> Task inputs
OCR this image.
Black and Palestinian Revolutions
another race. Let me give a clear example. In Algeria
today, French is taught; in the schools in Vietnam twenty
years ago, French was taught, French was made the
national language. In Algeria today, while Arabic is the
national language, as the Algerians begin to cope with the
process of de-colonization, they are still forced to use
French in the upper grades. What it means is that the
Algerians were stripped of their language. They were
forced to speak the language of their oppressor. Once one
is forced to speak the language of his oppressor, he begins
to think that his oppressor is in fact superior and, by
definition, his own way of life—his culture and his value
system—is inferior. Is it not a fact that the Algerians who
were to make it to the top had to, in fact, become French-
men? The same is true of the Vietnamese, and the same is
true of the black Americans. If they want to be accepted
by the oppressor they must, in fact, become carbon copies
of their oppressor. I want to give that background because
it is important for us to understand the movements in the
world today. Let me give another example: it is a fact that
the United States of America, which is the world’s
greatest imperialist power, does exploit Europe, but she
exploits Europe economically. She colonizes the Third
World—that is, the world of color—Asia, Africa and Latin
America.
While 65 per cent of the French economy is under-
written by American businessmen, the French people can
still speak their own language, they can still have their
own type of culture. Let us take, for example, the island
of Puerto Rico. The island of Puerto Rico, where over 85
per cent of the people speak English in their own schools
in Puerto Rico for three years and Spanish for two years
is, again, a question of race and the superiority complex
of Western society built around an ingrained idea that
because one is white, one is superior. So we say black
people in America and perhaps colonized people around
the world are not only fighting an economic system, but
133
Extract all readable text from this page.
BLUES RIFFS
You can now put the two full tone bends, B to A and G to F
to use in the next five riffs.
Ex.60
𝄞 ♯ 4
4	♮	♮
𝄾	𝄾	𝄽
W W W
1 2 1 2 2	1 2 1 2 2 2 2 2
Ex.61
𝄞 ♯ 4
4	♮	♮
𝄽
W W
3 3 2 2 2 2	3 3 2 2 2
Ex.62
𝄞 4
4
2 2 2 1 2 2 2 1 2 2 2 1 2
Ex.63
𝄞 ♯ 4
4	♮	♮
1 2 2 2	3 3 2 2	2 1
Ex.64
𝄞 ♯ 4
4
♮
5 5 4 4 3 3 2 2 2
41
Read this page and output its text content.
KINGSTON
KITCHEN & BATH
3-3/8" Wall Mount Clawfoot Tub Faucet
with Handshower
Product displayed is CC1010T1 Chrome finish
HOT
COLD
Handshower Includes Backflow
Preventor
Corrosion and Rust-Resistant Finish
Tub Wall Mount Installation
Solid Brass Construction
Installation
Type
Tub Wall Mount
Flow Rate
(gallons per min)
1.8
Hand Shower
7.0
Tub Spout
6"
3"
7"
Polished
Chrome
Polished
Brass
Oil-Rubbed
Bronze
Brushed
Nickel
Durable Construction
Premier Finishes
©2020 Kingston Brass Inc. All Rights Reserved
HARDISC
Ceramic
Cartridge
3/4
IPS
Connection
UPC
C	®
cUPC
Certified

> Task goal
Using the listing above, say how many of its lines contain the string "people", giving nothing but the figure.

> Response
3